═════ Entries provided

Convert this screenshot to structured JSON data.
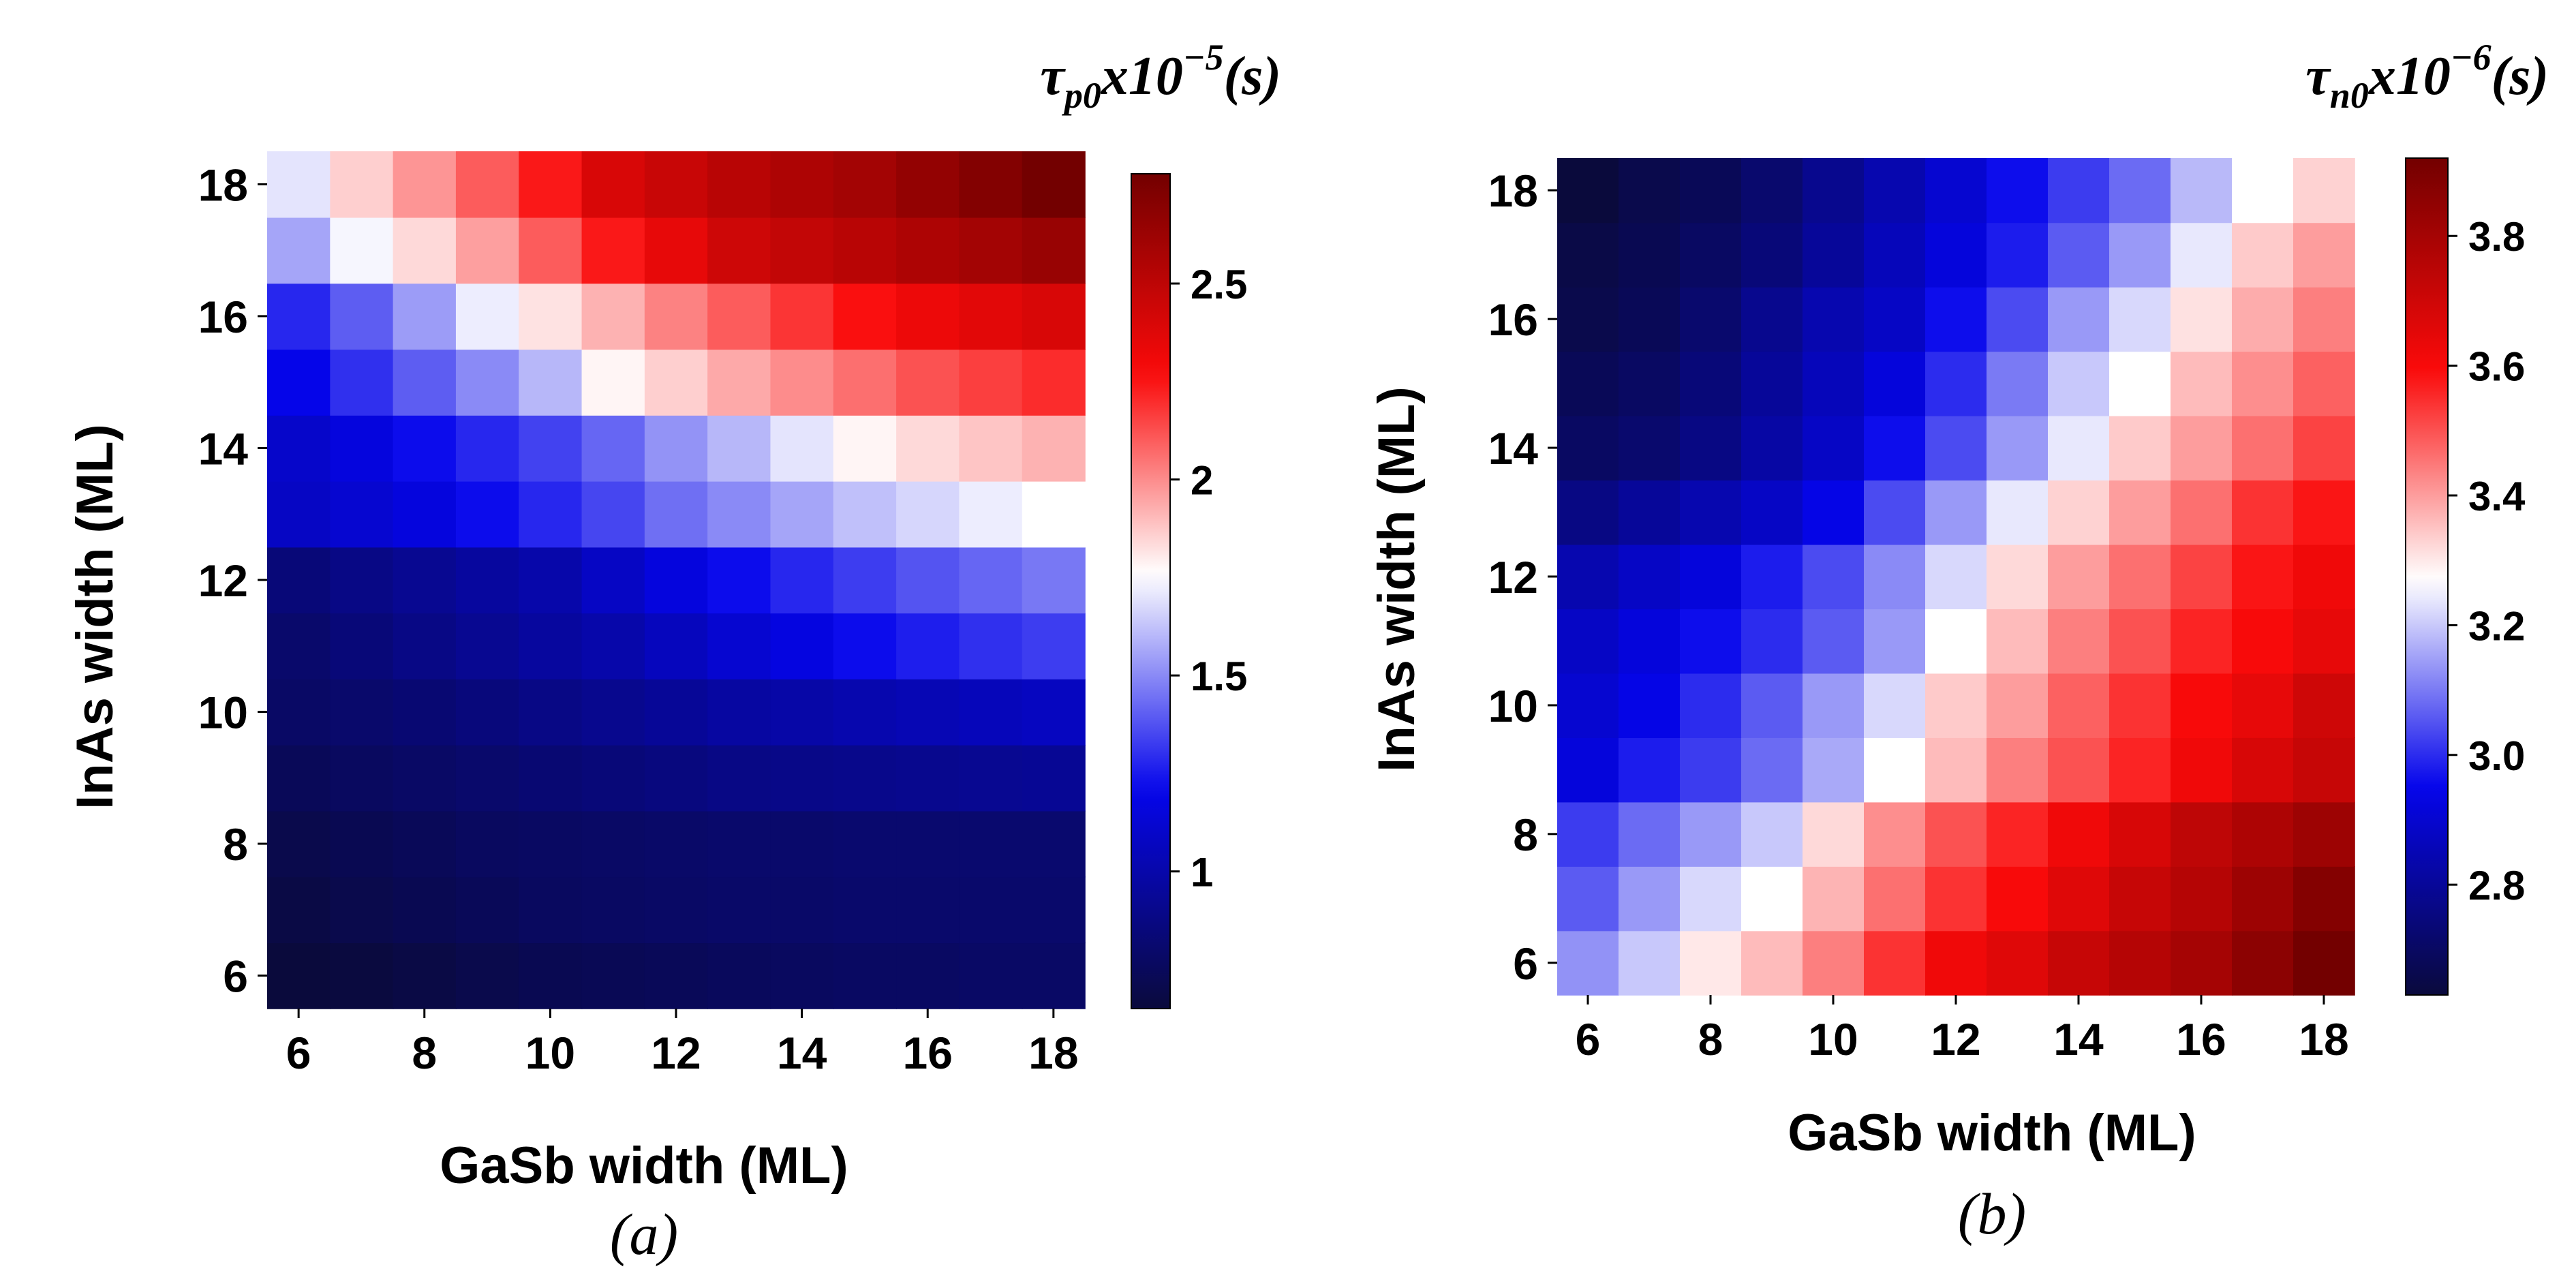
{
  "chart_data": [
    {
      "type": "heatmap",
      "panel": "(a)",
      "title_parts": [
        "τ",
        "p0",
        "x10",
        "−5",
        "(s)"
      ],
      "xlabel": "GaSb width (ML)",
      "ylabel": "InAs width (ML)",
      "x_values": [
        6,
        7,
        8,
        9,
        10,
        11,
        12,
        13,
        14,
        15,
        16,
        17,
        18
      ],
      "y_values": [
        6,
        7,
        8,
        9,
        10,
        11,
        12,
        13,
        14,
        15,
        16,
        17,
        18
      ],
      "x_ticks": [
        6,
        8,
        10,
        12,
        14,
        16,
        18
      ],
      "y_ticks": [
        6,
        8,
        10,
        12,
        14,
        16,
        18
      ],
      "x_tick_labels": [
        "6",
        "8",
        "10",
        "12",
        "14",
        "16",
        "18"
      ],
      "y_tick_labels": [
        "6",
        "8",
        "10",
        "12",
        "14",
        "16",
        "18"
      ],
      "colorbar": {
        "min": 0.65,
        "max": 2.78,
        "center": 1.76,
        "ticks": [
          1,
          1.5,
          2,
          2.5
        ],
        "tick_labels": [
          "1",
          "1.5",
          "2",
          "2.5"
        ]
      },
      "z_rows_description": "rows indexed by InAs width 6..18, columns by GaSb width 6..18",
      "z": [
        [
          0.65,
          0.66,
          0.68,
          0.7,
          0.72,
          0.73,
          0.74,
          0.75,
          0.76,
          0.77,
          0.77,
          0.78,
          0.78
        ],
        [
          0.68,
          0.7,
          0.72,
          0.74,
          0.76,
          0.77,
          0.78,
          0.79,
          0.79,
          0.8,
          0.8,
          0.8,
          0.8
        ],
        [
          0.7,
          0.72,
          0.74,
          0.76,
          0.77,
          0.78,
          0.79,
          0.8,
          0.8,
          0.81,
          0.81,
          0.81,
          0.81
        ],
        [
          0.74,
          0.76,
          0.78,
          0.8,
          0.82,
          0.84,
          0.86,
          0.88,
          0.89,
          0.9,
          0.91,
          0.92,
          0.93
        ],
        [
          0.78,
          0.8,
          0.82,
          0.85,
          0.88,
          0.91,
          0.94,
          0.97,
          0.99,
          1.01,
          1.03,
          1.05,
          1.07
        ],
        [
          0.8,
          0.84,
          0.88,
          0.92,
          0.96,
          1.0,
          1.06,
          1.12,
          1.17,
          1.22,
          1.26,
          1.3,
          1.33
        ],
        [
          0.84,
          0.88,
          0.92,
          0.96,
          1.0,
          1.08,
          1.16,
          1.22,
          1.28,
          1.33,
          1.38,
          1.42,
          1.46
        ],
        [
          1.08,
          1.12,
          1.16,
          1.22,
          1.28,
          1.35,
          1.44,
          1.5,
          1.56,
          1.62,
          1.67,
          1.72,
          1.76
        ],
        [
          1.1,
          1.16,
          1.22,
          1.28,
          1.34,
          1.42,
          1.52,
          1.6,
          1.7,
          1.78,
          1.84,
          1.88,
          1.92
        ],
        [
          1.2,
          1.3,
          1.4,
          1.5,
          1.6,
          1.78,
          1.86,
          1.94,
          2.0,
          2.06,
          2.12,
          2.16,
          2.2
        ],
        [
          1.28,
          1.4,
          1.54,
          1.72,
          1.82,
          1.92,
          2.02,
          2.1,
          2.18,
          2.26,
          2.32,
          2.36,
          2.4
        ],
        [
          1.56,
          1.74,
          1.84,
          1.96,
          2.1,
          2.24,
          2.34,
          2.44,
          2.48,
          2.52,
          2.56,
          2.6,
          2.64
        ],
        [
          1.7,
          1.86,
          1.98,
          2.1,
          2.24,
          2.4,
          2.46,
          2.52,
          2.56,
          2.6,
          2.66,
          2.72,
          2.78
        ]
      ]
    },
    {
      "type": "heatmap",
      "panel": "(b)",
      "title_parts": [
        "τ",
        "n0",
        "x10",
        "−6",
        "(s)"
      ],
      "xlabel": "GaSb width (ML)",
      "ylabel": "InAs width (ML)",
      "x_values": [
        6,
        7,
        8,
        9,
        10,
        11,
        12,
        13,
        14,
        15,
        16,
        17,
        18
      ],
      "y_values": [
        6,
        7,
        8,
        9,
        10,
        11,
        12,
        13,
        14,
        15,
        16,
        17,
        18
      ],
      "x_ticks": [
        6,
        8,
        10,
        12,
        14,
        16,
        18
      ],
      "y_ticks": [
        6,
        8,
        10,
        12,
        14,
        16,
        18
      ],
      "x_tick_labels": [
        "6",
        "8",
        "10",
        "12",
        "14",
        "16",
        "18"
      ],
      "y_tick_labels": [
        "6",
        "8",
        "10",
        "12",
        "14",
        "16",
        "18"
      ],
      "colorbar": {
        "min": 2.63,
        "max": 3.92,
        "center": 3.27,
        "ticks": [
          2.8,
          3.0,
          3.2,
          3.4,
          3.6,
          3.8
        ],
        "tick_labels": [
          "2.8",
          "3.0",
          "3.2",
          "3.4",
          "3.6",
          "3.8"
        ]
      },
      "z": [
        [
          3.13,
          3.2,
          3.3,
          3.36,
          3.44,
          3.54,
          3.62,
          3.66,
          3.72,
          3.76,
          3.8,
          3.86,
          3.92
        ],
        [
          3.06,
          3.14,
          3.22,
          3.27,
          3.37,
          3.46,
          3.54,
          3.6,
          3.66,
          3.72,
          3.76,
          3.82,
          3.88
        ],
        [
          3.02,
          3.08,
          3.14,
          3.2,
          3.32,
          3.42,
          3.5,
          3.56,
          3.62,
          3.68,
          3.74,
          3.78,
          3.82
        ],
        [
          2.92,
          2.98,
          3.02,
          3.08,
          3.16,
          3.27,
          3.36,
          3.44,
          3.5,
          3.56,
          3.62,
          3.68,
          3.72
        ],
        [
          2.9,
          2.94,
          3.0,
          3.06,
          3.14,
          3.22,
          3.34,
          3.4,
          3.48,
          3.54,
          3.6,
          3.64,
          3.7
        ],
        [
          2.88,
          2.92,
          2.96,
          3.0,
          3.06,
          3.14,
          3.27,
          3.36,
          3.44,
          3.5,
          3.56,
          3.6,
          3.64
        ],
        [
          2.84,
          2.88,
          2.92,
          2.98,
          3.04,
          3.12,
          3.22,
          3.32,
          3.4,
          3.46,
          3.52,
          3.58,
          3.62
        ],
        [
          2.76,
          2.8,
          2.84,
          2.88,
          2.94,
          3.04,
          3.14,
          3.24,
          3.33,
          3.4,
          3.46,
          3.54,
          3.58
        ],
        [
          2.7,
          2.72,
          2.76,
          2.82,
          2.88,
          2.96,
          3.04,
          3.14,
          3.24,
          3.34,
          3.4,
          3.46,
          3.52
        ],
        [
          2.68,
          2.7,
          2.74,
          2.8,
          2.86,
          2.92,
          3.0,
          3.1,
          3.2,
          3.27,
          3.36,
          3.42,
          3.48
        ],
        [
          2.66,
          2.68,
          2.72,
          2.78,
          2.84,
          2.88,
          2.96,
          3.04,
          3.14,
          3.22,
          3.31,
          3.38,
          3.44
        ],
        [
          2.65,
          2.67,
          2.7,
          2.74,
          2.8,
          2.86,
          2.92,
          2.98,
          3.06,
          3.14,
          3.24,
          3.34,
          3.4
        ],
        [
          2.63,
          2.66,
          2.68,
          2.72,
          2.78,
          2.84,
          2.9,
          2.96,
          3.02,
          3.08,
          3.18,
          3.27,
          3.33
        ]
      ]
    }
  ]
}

══════════

### Task prompt
Reproduce the material above in full and without alteration, but skip all pictures.

### Finished answer
Convert this screenshot to structured JSON data.
{
  "chart_data": [
    {
      "type": "heatmap",
      "panel": "(a)",
      "title_parts": [
        "τ",
        "p0",
        "x10",
        "−5",
        "(s)"
      ],
      "xlabel": "GaSb width (ML)",
      "ylabel": "InAs width (ML)",
      "x_values": [
        6,
        7,
        8,
        9,
        10,
        11,
        12,
        13,
        14,
        15,
        16,
        17,
        18
      ],
      "y_values": [
        6,
        7,
        8,
        9,
        10,
        11,
        12,
        13,
        14,
        15,
        16,
        17,
        18
      ],
      "x_ticks": [
        6,
        8,
        10,
        12,
        14,
        16,
        18
      ],
      "y_ticks": [
        6,
        8,
        10,
        12,
        14,
        16,
        18
      ],
      "x_tick_labels": [
        "6",
        "8",
        "10",
        "12",
        "14",
        "16",
        "18"
      ],
      "y_tick_labels": [
        "6",
        "8",
        "10",
        "12",
        "14",
        "16",
        "18"
      ],
      "colorbar": {
        "min": 0.65,
        "max": 2.78,
        "center": 1.76,
        "ticks": [
          1,
          1.5,
          2,
          2.5
        ],
        "tick_labels": [
          "1",
          "1.5",
          "2",
          "2.5"
        ]
      },
      "z_rows_description": "rows indexed by InAs width 6..18, columns by GaSb width 6..18",
      "z": [
        [
          0.65,
          0.66,
          0.68,
          0.7,
          0.72,
          0.73,
          0.74,
          0.75,
          0.76,
          0.77,
          0.77,
          0.78,
          0.78
        ],
        [
          0.68,
          0.7,
          0.72,
          0.74,
          0.76,
          0.77,
          0.78,
          0.79,
          0.79,
          0.8,
          0.8,
          0.8,
          0.8
        ],
        [
          0.7,
          0.72,
          0.74,
          0.76,
          0.77,
          0.78,
          0.79,
          0.8,
          0.8,
          0.81,
          0.81,
          0.81,
          0.81
        ],
        [
          0.74,
          0.76,
          0.78,
          0.8,
          0.82,
          0.84,
          0.86,
          0.88,
          0.89,
          0.9,
          0.91,
          0.92,
          0.93
        ],
        [
          0.78,
          0.8,
          0.82,
          0.85,
          0.88,
          0.91,
          0.94,
          0.97,
          0.99,
          1.01,
          1.03,
          1.05,
          1.07
        ],
        [
          0.8,
          0.84,
          0.88,
          0.92,
          0.96,
          1.0,
          1.06,
          1.12,
          1.17,
          1.22,
          1.26,
          1.3,
          1.33
        ],
        [
          0.84,
          0.88,
          0.92,
          0.96,
          1.0,
          1.08,
          1.16,
          1.22,
          1.28,
          1.33,
          1.38,
          1.42,
          1.46
        ],
        [
          1.08,
          1.12,
          1.16,
          1.22,
          1.28,
          1.35,
          1.44,
          1.5,
          1.56,
          1.62,
          1.67,
          1.72,
          1.76
        ],
        [
          1.1,
          1.16,
          1.22,
          1.28,
          1.34,
          1.42,
          1.52,
          1.6,
          1.7,
          1.78,
          1.84,
          1.88,
          1.92
        ],
        [
          1.2,
          1.3,
          1.4,
          1.5,
          1.6,
          1.78,
          1.86,
          1.94,
          2.0,
          2.06,
          2.12,
          2.16,
          2.2
        ],
        [
          1.28,
          1.4,
          1.54,
          1.72,
          1.82,
          1.92,
          2.02,
          2.1,
          2.18,
          2.26,
          2.32,
          2.36,
          2.4
        ],
        [
          1.56,
          1.74,
          1.84,
          1.96,
          2.1,
          2.24,
          2.34,
          2.44,
          2.48,
          2.52,
          2.56,
          2.6,
          2.64
        ],
        [
          1.7,
          1.86,
          1.98,
          2.1,
          2.24,
          2.4,
          2.46,
          2.52,
          2.56,
          2.6,
          2.66,
          2.72,
          2.78
        ]
      ]
    },
    {
      "type": "heatmap",
      "panel": "(b)",
      "title_parts": [
        "τ",
        "n0",
        "x10",
        "−6",
        "(s)"
      ],
      "xlabel": "GaSb width (ML)",
      "ylabel": "InAs width (ML)",
      "x_values": [
        6,
        7,
        8,
        9,
        10,
        11,
        12,
        13,
        14,
        15,
        16,
        17,
        18
      ],
      "y_values": [
        6,
        7,
        8,
        9,
        10,
        11,
        12,
        13,
        14,
        15,
        16,
        17,
        18
      ],
      "x_ticks": [
        6,
        8,
        10,
        12,
        14,
        16,
        18
      ],
      "y_ticks": [
        6,
        8,
        10,
        12,
        14,
        16,
        18
      ],
      "x_tick_labels": [
        "6",
        "8",
        "10",
        "12",
        "14",
        "16",
        "18"
      ],
      "y_tick_labels": [
        "6",
        "8",
        "10",
        "12",
        "14",
        "16",
        "18"
      ],
      "colorbar": {
        "min": 2.63,
        "max": 3.92,
        "center": 3.27,
        "ticks": [
          2.8,
          3.0,
          3.2,
          3.4,
          3.6,
          3.8
        ],
        "tick_labels": [
          "2.8",
          "3.0",
          "3.2",
          "3.4",
          "3.6",
          "3.8"
        ]
      },
      "z": [
        [
          3.13,
          3.2,
          3.3,
          3.36,
          3.44,
          3.54,
          3.62,
          3.66,
          3.72,
          3.76,
          3.8,
          3.86,
          3.92
        ],
        [
          3.06,
          3.14,
          3.22,
          3.27,
          3.37,
          3.46,
          3.54,
          3.6,
          3.66,
          3.72,
          3.76,
          3.82,
          3.88
        ],
        [
          3.02,
          3.08,
          3.14,
          3.2,
          3.32,
          3.42,
          3.5,
          3.56,
          3.62,
          3.68,
          3.74,
          3.78,
          3.82
        ],
        [
          2.92,
          2.98,
          3.02,
          3.08,
          3.16,
          3.27,
          3.36,
          3.44,
          3.5,
          3.56,
          3.62,
          3.68,
          3.72
        ],
        [
          2.9,
          2.94,
          3.0,
          3.06,
          3.14,
          3.22,
          3.34,
          3.4,
          3.48,
          3.54,
          3.6,
          3.64,
          3.7
        ],
        [
          2.88,
          2.92,
          2.96,
          3.0,
          3.06,
          3.14,
          3.27,
          3.36,
          3.44,
          3.5,
          3.56,
          3.6,
          3.64
        ],
        [
          2.84,
          2.88,
          2.92,
          2.98,
          3.04,
          3.12,
          3.22,
          3.32,
          3.4,
          3.46,
          3.52,
          3.58,
          3.62
        ],
        [
          2.76,
          2.8,
          2.84,
          2.88,
          2.94,
          3.04,
          3.14,
          3.24,
          3.33,
          3.4,
          3.46,
          3.54,
          3.58
        ],
        [
          2.7,
          2.72,
          2.76,
          2.82,
          2.88,
          2.96,
          3.04,
          3.14,
          3.24,
          3.34,
          3.4,
          3.46,
          3.52
        ],
        [
          2.68,
          2.7,
          2.74,
          2.8,
          2.86,
          2.92,
          3.0,
          3.1,
          3.2,
          3.27,
          3.36,
          3.42,
          3.48
        ],
        [
          2.66,
          2.68,
          2.72,
          2.78,
          2.84,
          2.88,
          2.96,
          3.04,
          3.14,
          3.22,
          3.31,
          3.38,
          3.44
        ],
        [
          2.65,
          2.67,
          2.7,
          2.74,
          2.8,
          2.86,
          2.92,
          2.98,
          3.06,
          3.14,
          3.24,
          3.34,
          3.4
        ],
        [
          2.63,
          2.66,
          2.68,
          2.72,
          2.78,
          2.84,
          2.9,
          2.96,
          3.02,
          3.08,
          3.18,
          3.27,
          3.33
        ]
      ]
    }
  ]
}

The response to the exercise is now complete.